### Recorded data ###

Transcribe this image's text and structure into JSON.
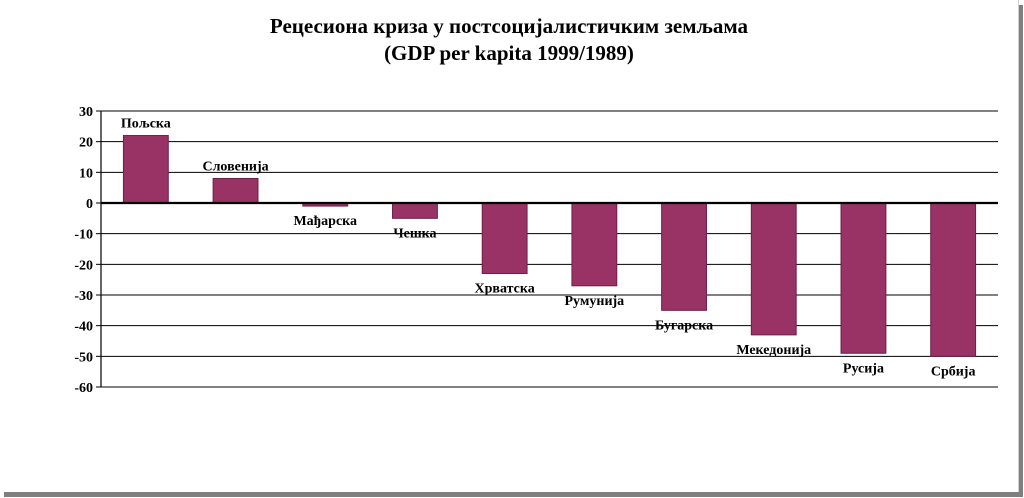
{
  "chart_data": {
    "type": "bar",
    "title": "Рецесиона криза у постсоцијалистичким  земљама",
    "subtitle": "(GDP per kapita 1999/1989)",
    "xlabel": "",
    "ylabel": "",
    "categories": [
      "Пољска",
      "Словенија",
      "Мађарска",
      "Чешка",
      "Хрватска",
      "Румунија",
      "Бугарска",
      "Мекедонија",
      "Русија",
      "Србија"
    ],
    "values": [
      22,
      8,
      -1,
      -5,
      -23,
      -27,
      -35,
      -43,
      -49,
      -50
    ],
    "ylim": [
      -60,
      30
    ],
    "yticks": [
      "30",
      "20",
      "10",
      "0",
      "-10",
      "-20",
      "-30",
      "-40",
      "-50",
      "-60"
    ],
    "grid": true,
    "legend": "none",
    "colors": {
      "bar": "#993366",
      "bar_edge": "#6b1f46",
      "axis": "#000000",
      "grid": "#000000"
    }
  }
}
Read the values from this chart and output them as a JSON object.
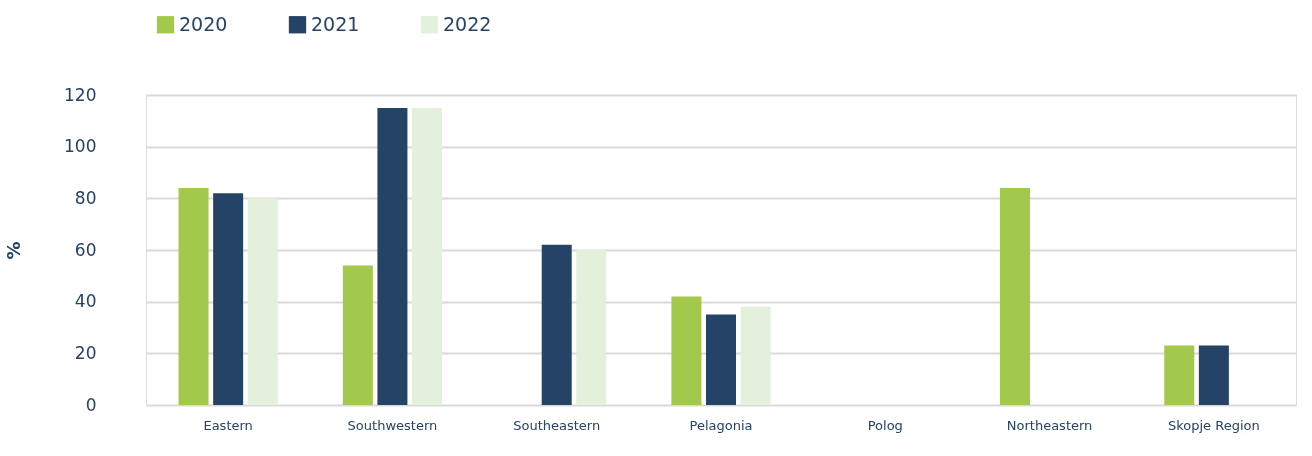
{
  "chart_data": {
    "type": "bar",
    "ylabel": "%",
    "categories": [
      "Eastern",
      "Southwestern",
      "Southeastern",
      "Pelagonia",
      "Polog",
      "Northeastern",
      "Skopje Region"
    ],
    "series": [
      {
        "name": "2020",
        "color": "#a2c84c",
        "values": [
          84,
          54,
          null,
          42,
          null,
          84,
          23
        ]
      },
      {
        "name": "2021",
        "color": "#244366",
        "values": [
          82,
          115,
          62,
          35,
          null,
          null,
          23
        ]
      },
      {
        "name": "2022",
        "color": "#e2f0dc",
        "values": [
          80,
          115,
          60,
          38,
          null,
          null,
          null
        ]
      }
    ],
    "ylim": [
      0,
      120
    ],
    "yticks": [
      0,
      20,
      40,
      60,
      80,
      100,
      120
    ],
    "grid": "y",
    "legend": "top"
  }
}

###

- _Exercise goal_: Images should not appear in the copy; retype the listing above exactly.

- _Solution to this exercise_:
Transcribe this image's text and structure into JSON.
{
  "chart_data": {
    "type": "bar",
    "title": "Рецесиона криза у постсоцијалистичким  земљама",
    "subtitle": "(GDP per kapita 1999/1989)",
    "xlabel": "",
    "ylabel": "",
    "categories": [
      "Пољска",
      "Словенија",
      "Мађарска",
      "Чешка",
      "Хрватска",
      "Румунија",
      "Бугарска",
      "Мекедонија",
      "Русија",
      "Србија"
    ],
    "values": [
      22,
      8,
      -1,
      -5,
      -23,
      -27,
      -35,
      -43,
      -49,
      -50
    ],
    "ylim": [
      -60,
      30
    ],
    "yticks": [
      "30",
      "20",
      "10",
      "0",
      "-10",
      "-20",
      "-30",
      "-40",
      "-50",
      "-60"
    ],
    "grid": true,
    "legend": "none",
    "colors": {
      "bar": "#993366",
      "bar_edge": "#6b1f46",
      "axis": "#000000",
      "grid": "#000000"
    }
  }
}
Read the values from this chart and output them as a JSON object.
{
  "chart_data": {
    "type": "bar",
    "ylabel": "%",
    "categories": [
      "Eastern",
      "Southwestern",
      "Southeastern",
      "Pelagonia",
      "Polog",
      "Northeastern",
      "Skopje Region"
    ],
    "series": [
      {
        "name": "2020",
        "color": "#a2c84c",
        "values": [
          84,
          54,
          null,
          42,
          null,
          84,
          23
        ]
      },
      {
        "name": "2021",
        "color": "#244366",
        "values": [
          82,
          115,
          62,
          35,
          null,
          null,
          23
        ]
      },
      {
        "name": "2022",
        "color": "#e2f0dc",
        "values": [
          80,
          115,
          60,
          38,
          null,
          null,
          null
        ]
      }
    ],
    "ylim": [
      0,
      120
    ],
    "yticks": [
      0,
      20,
      40,
      60,
      80,
      100,
      120
    ],
    "grid": "y",
    "legend": "top"
  }
}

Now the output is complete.